## [GIVEN EXERCISE]
For each line below that includes the word "mixing", make a copy.

-- START OF RECORD EXCERPTS --

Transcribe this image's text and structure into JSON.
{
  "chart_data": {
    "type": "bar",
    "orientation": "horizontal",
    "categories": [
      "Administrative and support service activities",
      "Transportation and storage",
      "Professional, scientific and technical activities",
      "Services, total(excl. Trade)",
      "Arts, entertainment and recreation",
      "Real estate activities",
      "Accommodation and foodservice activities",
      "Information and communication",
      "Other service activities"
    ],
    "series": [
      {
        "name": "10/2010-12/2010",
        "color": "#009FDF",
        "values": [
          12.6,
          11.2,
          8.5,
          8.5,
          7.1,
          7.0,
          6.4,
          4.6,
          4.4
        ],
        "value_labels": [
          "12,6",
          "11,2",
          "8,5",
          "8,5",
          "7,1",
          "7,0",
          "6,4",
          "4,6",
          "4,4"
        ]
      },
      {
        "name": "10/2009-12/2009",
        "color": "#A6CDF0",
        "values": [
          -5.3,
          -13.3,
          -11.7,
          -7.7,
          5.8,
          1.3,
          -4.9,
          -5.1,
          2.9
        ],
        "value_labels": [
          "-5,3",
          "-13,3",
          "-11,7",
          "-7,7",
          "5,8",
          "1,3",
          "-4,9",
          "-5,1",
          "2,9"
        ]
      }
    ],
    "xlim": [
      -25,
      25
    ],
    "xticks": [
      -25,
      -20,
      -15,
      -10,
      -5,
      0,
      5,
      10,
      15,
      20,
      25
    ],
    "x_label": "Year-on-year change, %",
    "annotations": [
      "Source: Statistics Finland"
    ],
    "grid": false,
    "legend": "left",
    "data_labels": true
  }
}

-- END OF RECORD EXCERPTS --
-- START OF RECORD EXCERPTS --

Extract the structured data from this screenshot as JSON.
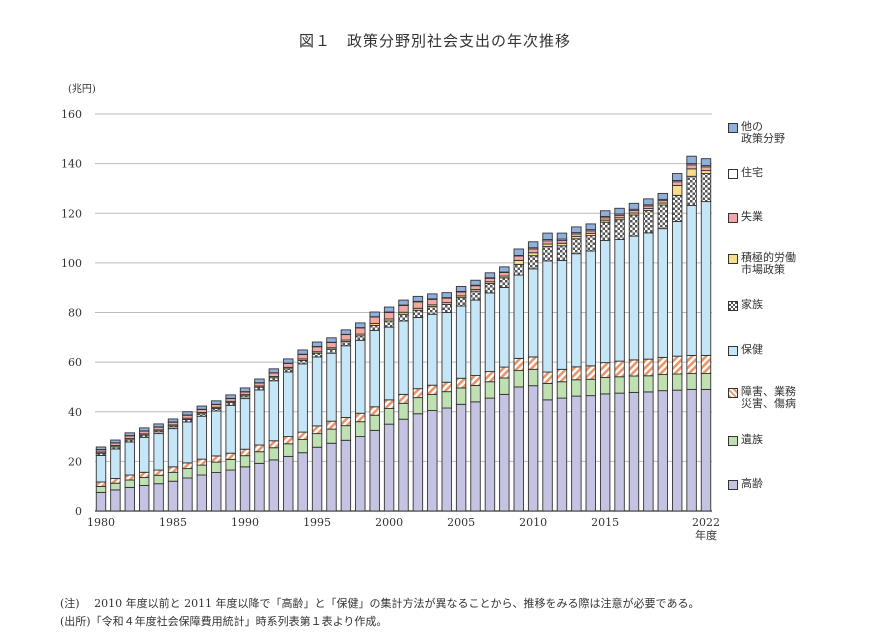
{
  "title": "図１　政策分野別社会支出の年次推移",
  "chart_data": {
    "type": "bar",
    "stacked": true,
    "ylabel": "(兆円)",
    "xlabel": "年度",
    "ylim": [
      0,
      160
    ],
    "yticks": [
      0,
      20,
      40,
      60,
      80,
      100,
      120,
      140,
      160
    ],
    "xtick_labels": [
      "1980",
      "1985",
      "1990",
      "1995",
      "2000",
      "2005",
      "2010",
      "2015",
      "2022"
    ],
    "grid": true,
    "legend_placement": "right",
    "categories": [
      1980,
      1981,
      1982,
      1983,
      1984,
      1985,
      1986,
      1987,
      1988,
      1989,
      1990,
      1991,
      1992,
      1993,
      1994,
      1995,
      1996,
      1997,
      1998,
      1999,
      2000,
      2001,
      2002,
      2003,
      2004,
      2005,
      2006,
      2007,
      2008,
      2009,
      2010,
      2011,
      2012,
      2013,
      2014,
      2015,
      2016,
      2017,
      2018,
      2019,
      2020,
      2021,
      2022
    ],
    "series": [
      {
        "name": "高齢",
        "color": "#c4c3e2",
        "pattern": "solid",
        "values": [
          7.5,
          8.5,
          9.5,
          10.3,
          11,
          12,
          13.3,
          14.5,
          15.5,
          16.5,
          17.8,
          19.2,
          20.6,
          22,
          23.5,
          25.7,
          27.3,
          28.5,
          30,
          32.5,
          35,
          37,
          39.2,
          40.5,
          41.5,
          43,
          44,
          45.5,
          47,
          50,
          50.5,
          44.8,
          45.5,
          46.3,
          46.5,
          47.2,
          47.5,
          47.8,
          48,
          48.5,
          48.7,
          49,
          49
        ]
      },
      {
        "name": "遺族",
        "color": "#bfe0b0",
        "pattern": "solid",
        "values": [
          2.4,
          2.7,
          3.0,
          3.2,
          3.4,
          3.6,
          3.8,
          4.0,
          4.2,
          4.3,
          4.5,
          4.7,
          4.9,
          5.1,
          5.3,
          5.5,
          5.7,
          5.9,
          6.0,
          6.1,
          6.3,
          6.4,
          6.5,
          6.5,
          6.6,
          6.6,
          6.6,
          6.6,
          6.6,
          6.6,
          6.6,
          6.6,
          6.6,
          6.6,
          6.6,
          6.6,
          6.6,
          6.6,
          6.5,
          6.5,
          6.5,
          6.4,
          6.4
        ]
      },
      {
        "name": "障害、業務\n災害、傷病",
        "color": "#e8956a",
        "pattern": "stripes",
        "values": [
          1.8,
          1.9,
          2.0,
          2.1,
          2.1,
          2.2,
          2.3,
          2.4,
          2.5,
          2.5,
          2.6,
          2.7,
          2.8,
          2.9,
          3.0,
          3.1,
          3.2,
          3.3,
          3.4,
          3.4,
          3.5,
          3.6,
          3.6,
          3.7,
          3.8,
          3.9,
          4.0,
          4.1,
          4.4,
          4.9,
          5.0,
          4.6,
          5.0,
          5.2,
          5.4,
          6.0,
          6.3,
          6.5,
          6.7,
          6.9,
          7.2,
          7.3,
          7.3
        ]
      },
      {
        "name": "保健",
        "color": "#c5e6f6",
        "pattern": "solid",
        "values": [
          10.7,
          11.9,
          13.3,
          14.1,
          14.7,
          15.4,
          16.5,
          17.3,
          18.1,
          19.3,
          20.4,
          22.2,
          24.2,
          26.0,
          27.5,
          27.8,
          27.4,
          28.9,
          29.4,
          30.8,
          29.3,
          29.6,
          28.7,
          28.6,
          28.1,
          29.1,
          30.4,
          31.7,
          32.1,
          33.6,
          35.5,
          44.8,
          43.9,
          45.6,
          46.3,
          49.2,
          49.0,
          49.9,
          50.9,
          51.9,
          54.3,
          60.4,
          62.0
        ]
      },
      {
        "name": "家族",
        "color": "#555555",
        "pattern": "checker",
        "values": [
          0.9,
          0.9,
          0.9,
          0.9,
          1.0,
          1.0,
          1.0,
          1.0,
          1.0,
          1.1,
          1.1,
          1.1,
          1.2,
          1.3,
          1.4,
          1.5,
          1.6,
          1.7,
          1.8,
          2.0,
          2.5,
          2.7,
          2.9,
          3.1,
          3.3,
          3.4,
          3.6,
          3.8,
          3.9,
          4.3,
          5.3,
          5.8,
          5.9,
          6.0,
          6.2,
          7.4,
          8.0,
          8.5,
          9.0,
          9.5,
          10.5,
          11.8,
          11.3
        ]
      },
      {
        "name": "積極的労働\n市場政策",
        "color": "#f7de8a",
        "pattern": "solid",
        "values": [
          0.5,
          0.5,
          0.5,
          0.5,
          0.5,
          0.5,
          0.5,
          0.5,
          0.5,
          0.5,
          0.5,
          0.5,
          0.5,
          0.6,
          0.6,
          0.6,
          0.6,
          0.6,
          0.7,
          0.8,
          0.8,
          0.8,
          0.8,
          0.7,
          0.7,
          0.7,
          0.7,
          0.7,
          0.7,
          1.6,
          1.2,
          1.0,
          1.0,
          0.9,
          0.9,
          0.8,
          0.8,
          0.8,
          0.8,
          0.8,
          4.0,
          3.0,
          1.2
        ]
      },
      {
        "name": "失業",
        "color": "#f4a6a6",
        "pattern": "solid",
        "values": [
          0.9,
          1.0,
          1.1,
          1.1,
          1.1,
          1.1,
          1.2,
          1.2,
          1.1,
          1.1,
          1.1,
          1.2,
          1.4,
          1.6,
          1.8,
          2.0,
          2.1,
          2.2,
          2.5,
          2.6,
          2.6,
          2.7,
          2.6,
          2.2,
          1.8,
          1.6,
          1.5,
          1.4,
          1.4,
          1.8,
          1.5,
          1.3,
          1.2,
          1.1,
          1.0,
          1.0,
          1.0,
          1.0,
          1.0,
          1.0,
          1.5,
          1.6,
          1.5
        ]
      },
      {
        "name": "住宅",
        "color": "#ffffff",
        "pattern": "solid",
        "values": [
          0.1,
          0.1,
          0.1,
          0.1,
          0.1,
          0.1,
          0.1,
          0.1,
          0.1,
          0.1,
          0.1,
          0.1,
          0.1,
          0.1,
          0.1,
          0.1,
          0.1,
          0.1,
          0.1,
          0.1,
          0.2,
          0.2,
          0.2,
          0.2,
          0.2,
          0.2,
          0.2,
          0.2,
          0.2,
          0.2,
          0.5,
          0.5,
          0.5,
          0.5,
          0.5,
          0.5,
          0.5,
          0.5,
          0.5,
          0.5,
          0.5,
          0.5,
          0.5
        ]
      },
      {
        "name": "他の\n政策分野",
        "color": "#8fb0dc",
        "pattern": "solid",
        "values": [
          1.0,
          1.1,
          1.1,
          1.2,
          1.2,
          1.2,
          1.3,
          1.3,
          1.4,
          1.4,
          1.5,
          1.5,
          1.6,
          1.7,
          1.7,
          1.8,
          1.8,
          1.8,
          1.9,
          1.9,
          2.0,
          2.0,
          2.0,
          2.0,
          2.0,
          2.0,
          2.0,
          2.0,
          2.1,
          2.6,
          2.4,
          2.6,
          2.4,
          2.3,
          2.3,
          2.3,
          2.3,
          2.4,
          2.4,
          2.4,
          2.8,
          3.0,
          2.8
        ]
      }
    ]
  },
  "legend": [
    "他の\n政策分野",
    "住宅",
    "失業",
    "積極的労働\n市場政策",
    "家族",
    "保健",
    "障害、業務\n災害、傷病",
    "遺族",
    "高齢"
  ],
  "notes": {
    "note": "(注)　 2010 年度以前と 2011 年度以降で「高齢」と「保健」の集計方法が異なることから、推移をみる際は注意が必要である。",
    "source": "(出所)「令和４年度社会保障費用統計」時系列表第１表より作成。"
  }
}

-- END OF RECORD EXCERPTS --
-- START OF RECORD EXCERPTS --

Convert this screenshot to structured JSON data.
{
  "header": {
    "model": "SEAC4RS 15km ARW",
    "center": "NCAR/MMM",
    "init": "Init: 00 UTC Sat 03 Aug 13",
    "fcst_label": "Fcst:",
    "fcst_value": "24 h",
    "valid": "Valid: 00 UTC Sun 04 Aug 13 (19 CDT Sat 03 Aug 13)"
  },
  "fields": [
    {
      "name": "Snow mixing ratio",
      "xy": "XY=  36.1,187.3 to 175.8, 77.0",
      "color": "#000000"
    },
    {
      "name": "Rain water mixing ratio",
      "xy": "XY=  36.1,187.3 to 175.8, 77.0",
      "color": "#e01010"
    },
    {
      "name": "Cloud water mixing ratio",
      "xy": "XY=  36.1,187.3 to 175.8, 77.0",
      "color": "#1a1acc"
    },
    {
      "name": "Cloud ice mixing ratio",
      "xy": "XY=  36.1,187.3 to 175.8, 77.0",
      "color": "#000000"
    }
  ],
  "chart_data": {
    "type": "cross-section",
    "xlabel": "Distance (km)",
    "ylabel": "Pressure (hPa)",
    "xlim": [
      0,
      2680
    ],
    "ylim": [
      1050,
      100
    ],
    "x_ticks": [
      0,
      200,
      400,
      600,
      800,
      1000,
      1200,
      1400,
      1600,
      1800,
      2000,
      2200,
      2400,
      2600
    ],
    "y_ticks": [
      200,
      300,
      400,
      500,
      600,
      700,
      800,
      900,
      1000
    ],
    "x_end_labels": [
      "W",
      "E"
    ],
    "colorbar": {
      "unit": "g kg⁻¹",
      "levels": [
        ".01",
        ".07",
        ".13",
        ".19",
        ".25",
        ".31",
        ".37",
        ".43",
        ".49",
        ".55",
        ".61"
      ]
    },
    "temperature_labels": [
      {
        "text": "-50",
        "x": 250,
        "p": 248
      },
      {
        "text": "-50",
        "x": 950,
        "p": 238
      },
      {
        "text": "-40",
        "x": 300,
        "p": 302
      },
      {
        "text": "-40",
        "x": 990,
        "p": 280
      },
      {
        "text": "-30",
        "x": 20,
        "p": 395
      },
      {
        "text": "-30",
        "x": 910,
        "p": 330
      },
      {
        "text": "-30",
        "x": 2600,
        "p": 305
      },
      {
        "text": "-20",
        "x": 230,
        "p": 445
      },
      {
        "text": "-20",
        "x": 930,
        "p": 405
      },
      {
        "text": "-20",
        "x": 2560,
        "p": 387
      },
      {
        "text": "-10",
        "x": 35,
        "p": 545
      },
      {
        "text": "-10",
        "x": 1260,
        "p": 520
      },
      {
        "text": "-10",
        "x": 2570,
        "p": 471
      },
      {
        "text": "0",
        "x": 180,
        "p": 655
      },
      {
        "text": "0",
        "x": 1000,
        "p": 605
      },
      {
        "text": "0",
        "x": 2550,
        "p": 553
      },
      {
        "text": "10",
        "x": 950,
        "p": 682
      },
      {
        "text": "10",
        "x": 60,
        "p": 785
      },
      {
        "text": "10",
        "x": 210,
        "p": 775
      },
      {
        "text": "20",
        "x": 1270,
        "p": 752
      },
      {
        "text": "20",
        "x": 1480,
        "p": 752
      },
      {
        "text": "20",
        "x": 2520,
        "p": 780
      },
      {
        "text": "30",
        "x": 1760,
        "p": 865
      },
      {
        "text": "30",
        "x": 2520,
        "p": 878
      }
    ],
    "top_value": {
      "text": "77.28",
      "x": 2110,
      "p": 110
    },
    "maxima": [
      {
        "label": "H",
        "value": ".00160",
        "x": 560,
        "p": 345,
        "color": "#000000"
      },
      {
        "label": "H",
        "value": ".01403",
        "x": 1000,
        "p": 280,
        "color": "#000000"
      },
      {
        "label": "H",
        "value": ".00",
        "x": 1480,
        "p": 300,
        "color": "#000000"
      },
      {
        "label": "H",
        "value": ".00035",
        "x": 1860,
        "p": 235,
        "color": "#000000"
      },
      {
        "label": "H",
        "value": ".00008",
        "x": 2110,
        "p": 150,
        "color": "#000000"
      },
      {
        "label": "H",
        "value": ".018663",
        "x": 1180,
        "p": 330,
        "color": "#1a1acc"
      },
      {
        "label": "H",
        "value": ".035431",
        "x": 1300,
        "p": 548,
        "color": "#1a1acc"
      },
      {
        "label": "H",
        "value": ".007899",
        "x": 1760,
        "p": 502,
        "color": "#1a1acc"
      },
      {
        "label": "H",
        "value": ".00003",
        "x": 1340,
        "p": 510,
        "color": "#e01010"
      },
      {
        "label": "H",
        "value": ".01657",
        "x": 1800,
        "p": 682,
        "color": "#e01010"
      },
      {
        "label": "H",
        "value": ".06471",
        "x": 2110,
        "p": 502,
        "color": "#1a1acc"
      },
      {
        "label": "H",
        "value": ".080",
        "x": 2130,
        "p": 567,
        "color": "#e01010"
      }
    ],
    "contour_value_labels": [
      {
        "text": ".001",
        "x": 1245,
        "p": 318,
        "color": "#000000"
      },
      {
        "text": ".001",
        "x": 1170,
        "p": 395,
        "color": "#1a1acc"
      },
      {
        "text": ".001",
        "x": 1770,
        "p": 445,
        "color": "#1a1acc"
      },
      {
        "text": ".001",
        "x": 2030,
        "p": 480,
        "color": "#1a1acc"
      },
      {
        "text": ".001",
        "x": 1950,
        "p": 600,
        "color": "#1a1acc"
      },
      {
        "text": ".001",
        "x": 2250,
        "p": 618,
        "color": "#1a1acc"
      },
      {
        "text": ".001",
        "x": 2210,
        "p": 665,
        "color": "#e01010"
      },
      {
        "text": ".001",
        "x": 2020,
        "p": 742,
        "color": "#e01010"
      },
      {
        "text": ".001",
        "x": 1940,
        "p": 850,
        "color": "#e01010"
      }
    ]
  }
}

-- END OF RECORD EXCERPTS --

## [FINAL RESULT]
      "name": "Snow mixing ratio",
      "name": "Rain water mixing ratio",
      "name": "Cloud water mixing ratio",
      "name": "Cloud ice mixing ratio",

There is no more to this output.